*Problem to solve:*
Skip the pictures and quote all of the lines exactly.

*Data records:*
******************************
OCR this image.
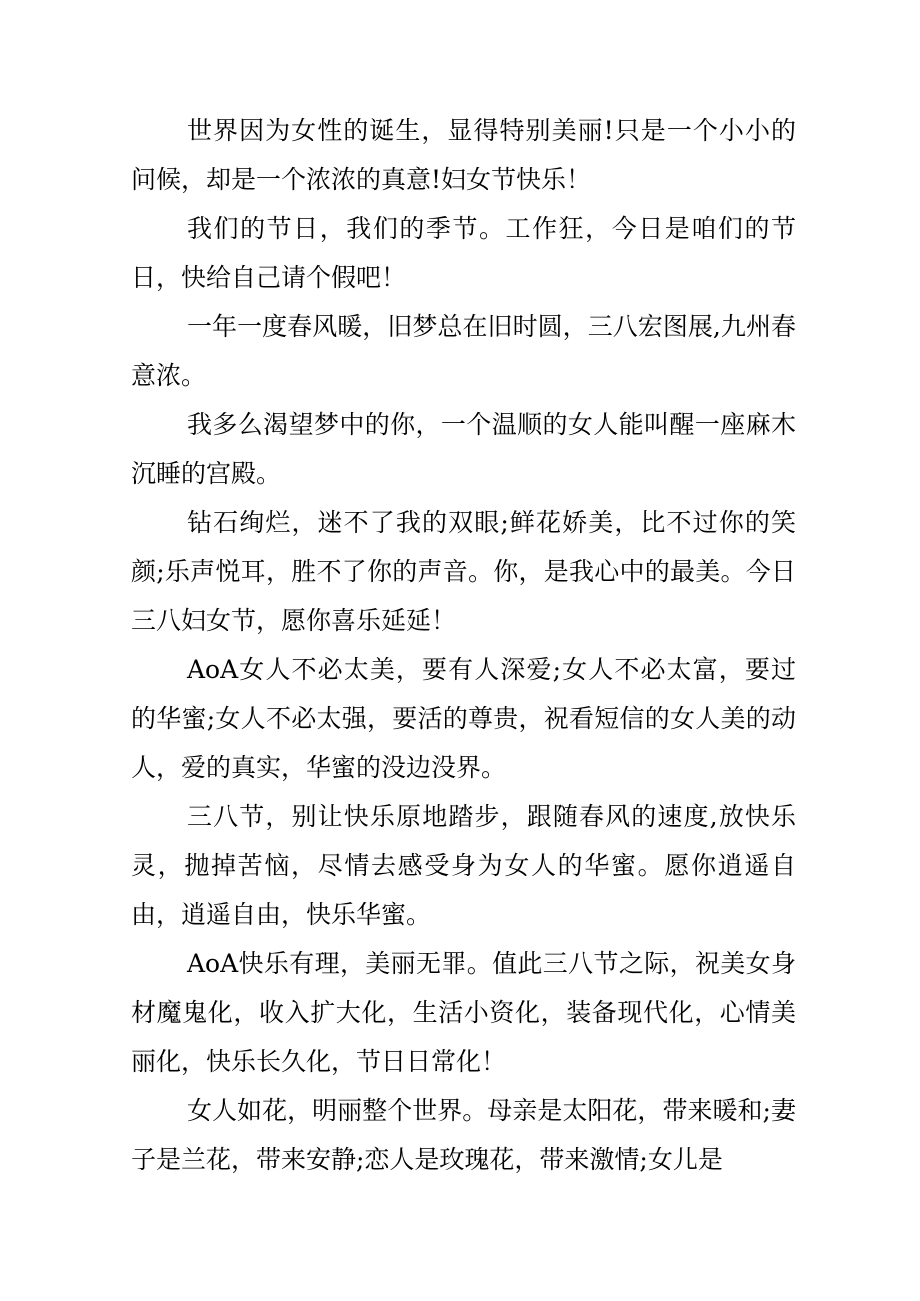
世界因为女性的诞生，显得特别美丽!只是一个小小的问候，却是一个浓浓的真意!妇女节快乐！

我们的节日，我们的季节。工作狂，今日是咱们的节日，快给自己请个假吧！

一年一度春风暖，旧梦总在旧时圆，三八宏图展,九州春意浓。

我多么渴望梦中的你，一个温顺的女人能叫醒一座麻木沉睡的宫殿。

钻石绚烂，迷不了我的双眼;鲜花娇美，比不过你的笑颜;乐声悦耳，胜不了你的声音。你，是我心中的最美。今日三八妇女节，愿你喜乐延延！

AoA女人不必太美，要有人深爱;女人不必太富，要过的华蜜;女人不必太强，要活的尊贵，祝看短信的女人美的动人，爱的真实，华蜜的没边没界。

三八节，别让快乐原地踏步，跟随春风的速度,放快乐灵，抛掉苦恼，尽情去感受身为女人的华蜜。愿你逍遥自由，逍遥自由，快乐华蜜。

AoA快乐有理，美丽无罪。值此三八节之际，祝美女身材魔鬼化，收入扩大化，生活小资化，装备现代化，心情美丽化，快乐长久化，节日日常化！

女人如花，明丽整个世界。母亲是太阳花，带来暖和;妻子是兰花，带来安静;恋人是玫瑰花，带来激情;女儿是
******************************
*Exercise result:*
OCR this image.
世界因为女性的诞生，显得特别美丽!只是一个小小的问候，却是一个浓浓的真意!妇女节快乐！

我们的节日，我们的季节。工作狂，今日是咱们的节日，快给自己请个假吧！

一年一度春风暖，旧梦总在旧时圆，三八宏图展,九州春意浓。

我多么渴望梦中的你，一个温顺的女人能叫醒一座麻木沉睡的宫殿。

钻石绚烂，迷不了我的双眼;鲜花娇美，比不过你的笑颜;乐声悦耳，胜不了你的声音。你，是我心中的最美。今日三八妇女节，愿你喜乐延延！

AoA女人不必太美，要有人深爱;女人不必太富，要过的华蜜;女人不必太强，要活的尊贵，祝看短信的女人美的动人，爱的真实，华蜜的没边没界。

三八节，别让快乐原地踏步，跟随春风的速度,放快乐灵，抛掉苦恼，尽情去感受身为女人的华蜜。愿你逍遥自由，逍遥自由，快乐华蜜。

AoA快乐有理，美丽无罪。值此三八节之际，祝美女身材魔鬼化，收入扩大化，生活小资化，装备现代化，心情美丽化，快乐长久化，节日日常化！

女人如花，明丽整个世界。母亲是太阳花，带来暖和;妻子是兰花，带来安静;恋人是玫瑰花，带来激情;女儿是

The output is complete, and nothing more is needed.